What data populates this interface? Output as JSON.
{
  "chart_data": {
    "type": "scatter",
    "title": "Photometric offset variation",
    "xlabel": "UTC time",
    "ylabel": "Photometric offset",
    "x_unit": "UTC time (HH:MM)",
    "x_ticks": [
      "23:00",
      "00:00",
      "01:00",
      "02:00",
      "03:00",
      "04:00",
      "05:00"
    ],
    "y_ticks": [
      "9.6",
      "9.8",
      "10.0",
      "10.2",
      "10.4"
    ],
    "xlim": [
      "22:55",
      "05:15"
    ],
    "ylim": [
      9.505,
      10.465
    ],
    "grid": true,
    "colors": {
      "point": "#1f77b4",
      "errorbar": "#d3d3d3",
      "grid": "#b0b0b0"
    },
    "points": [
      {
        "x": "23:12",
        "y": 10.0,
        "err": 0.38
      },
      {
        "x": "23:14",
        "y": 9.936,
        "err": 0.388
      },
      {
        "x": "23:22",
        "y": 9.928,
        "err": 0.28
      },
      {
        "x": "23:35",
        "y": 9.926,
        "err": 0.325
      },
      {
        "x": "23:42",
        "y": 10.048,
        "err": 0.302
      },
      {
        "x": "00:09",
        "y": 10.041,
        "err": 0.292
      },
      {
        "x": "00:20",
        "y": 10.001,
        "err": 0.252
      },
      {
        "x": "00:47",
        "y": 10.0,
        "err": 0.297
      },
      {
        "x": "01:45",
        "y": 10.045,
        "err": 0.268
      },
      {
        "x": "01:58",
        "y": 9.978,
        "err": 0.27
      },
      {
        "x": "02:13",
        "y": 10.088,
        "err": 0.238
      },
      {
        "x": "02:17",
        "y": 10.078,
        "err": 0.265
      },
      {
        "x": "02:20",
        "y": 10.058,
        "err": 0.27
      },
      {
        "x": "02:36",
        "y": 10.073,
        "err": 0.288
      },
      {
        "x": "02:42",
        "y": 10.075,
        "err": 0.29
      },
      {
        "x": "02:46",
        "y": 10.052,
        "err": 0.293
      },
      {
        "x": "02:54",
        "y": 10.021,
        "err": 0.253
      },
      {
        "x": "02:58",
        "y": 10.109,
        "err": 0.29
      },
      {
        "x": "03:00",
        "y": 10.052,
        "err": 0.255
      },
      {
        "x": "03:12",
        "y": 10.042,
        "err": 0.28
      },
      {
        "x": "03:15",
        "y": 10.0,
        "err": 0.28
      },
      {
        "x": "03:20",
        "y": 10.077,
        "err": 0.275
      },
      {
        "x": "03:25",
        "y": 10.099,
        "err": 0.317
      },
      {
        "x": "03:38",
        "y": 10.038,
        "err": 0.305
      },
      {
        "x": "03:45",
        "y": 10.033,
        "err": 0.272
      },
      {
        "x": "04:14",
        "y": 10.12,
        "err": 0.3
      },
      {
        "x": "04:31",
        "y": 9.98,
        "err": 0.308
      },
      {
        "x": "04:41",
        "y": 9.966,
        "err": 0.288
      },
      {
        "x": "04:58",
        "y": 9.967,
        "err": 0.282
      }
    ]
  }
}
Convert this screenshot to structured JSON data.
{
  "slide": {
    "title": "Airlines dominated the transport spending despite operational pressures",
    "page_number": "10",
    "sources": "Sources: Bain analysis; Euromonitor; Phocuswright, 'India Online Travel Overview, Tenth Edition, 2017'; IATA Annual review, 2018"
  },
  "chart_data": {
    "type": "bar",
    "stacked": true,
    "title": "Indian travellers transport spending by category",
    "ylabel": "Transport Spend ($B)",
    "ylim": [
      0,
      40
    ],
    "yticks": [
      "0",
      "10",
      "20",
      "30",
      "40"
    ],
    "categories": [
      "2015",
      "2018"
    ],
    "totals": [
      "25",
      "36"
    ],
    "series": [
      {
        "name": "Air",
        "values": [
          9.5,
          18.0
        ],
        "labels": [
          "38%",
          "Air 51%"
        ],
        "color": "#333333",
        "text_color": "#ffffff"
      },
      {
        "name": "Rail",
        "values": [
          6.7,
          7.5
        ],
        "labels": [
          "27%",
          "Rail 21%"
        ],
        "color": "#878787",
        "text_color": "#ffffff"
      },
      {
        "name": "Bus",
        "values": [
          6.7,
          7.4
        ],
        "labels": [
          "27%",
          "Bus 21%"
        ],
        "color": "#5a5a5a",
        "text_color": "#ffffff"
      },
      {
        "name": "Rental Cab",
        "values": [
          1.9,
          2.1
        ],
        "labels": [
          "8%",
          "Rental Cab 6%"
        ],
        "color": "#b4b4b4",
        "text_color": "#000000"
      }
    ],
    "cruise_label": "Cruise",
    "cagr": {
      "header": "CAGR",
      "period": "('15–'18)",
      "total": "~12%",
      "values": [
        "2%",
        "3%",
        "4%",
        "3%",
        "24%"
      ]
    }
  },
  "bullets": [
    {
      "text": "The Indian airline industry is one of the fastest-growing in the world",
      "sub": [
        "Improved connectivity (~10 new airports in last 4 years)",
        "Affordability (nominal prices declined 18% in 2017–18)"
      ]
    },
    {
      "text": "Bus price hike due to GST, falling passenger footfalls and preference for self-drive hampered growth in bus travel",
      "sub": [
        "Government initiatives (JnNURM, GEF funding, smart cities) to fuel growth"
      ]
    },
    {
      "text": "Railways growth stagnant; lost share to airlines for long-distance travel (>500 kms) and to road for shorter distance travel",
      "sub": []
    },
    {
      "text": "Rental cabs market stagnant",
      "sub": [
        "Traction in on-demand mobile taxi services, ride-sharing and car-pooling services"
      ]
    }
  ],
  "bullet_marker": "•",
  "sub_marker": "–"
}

++++

* _Goal_: Every record above should be copied exactly.

* _Written reply_:
What data populates this interface? Output as JSON.
{
  "chart_data": {
    "type": "scatter",
    "title": "Photometric offset variation",
    "xlabel": "UTC time",
    "ylabel": "Photometric offset",
    "x_unit": "UTC time (HH:MM)",
    "x_ticks": [
      "23:00",
      "00:00",
      "01:00",
      "02:00",
      "03:00",
      "04:00",
      "05:00"
    ],
    "y_ticks": [
      "9.6",
      "9.8",
      "10.0",
      "10.2",
      "10.4"
    ],
    "xlim": [
      "22:55",
      "05:15"
    ],
    "ylim": [
      9.505,
      10.465
    ],
    "grid": true,
    "colors": {
      "point": "#1f77b4",
      "errorbar": "#d3d3d3",
      "grid": "#b0b0b0"
    },
    "points": [
      {
        "x": "23:12",
        "y": 10.0,
        "err": 0.38
      },
      {
        "x": "23:14",
        "y": 9.936,
        "err": 0.388
      },
      {
        "x": "23:22",
        "y": 9.928,
        "err": 0.28
      },
      {
        "x": "23:35",
        "y": 9.926,
        "err": 0.325
      },
      {
        "x": "23:42",
        "y": 10.048,
        "err": 0.302
      },
      {
        "x": "00:09",
        "y": 10.041,
        "err": 0.292
      },
      {
        "x": "00:20",
        "y": 10.001,
        "err": 0.252
      },
      {
        "x": "00:47",
        "y": 10.0,
        "err": 0.297
      },
      {
        "x": "01:45",
        "y": 10.045,
        "err": 0.268
      },
      {
        "x": "01:58",
        "y": 9.978,
        "err": 0.27
      },
      {
        "x": "02:13",
        "y": 10.088,
        "err": 0.238
      },
      {
        "x": "02:17",
        "y": 10.078,
        "err": 0.265
      },
      {
        "x": "02:20",
        "y": 10.058,
        "err": 0.27
      },
      {
        "x": "02:36",
        "y": 10.073,
        "err": 0.288
      },
      {
        "x": "02:42",
        "y": 10.075,
        "err": 0.29
      },
      {
        "x": "02:46",
        "y": 10.052,
        "err": 0.293
      },
      {
        "x": "02:54",
        "y": 10.021,
        "err": 0.253
      },
      {
        "x": "02:58",
        "y": 10.109,
        "err": 0.29
      },
      {
        "x": "03:00",
        "y": 10.052,
        "err": 0.255
      },
      {
        "x": "03:12",
        "y": 10.042,
        "err": 0.28
      },
      {
        "x": "03:15",
        "y": 10.0,
        "err": 0.28
      },
      {
        "x": "03:20",
        "y": 10.077,
        "err": 0.275
      },
      {
        "x": "03:25",
        "y": 10.099,
        "err": 0.317
      },
      {
        "x": "03:38",
        "y": 10.038,
        "err": 0.305
      },
      {
        "x": "03:45",
        "y": 10.033,
        "err": 0.272
      },
      {
        "x": "04:14",
        "y": 10.12,
        "err": 0.3
      },
      {
        "x": "04:31",
        "y": 9.98,
        "err": 0.308
      },
      {
        "x": "04:41",
        "y": 9.966,
        "err": 0.288
      },
      {
        "x": "04:58",
        "y": 9.967,
        "err": 0.282
      }
    ]
  }
}
Convert this screenshot to structured JSON data.
{
  "slide": {
    "title": "Airlines dominated the transport spending despite operational pressures",
    "page_number": "10",
    "sources": "Sources: Bain analysis; Euromonitor; Phocuswright, 'India Online Travel Overview, Tenth Edition, 2017'; IATA Annual review, 2018"
  },
  "chart_data": {
    "type": "bar",
    "stacked": true,
    "title": "Indian travellers transport spending by category",
    "ylabel": "Transport Spend ($B)",
    "ylim": [
      0,
      40
    ],
    "yticks": [
      "0",
      "10",
      "20",
      "30",
      "40"
    ],
    "categories": [
      "2015",
      "2018"
    ],
    "totals": [
      "25",
      "36"
    ],
    "series": [
      {
        "name": "Air",
        "values": [
          9.5,
          18.0
        ],
        "labels": [
          "38%",
          "Air 51%"
        ],
        "color": "#333333",
        "text_color": "#ffffff"
      },
      {
        "name": "Rail",
        "values": [
          6.7,
          7.5
        ],
        "labels": [
          "27%",
          "Rail 21%"
        ],
        "color": "#878787",
        "text_color": "#ffffff"
      },
      {
        "name": "Bus",
        "values": [
          6.7,
          7.4
        ],
        "labels": [
          "27%",
          "Bus 21%"
        ],
        "color": "#5a5a5a",
        "text_color": "#ffffff"
      },
      {
        "name": "Rental Cab",
        "values": [
          1.9,
          2.1
        ],
        "labels": [
          "8%",
          "Rental Cab 6%"
        ],
        "color": "#b4b4b4",
        "text_color": "#000000"
      }
    ],
    "cruise_label": "Cruise",
    "cagr": {
      "header": "CAGR",
      "period": "('15–'18)",
      "total": "~12%",
      "values": [
        "2%",
        "3%",
        "4%",
        "3%",
        "24%"
      ]
    }
  },
  "bullets": [
    {
      "text": "The Indian airline industry is one of the fastest-growing in the world",
      "sub": [
        "Improved connectivity (~10 new airports in last 4 years)",
        "Affordability (nominal prices declined 18% in 2017–18)"
      ]
    },
    {
      "text": "Bus price hike due to GST, falling passenger footfalls and preference for self-drive hampered growth in bus travel",
      "sub": [
        "Government initiatives (JnNURM, GEF funding, smart cities) to fuel growth"
      ]
    },
    {
      "text": "Railways growth stagnant; lost share to airlines for long-distance travel (>500 kms) and to road for shorter distance travel",
      "sub": []
    },
    {
      "text": "Rental cabs market stagnant",
      "sub": [
        "Traction in on-demand mobile taxi services, ride-sharing and car-pooling services"
      ]
    }
  ],
  "bullet_marker": "•",
  "sub_marker": "–"
}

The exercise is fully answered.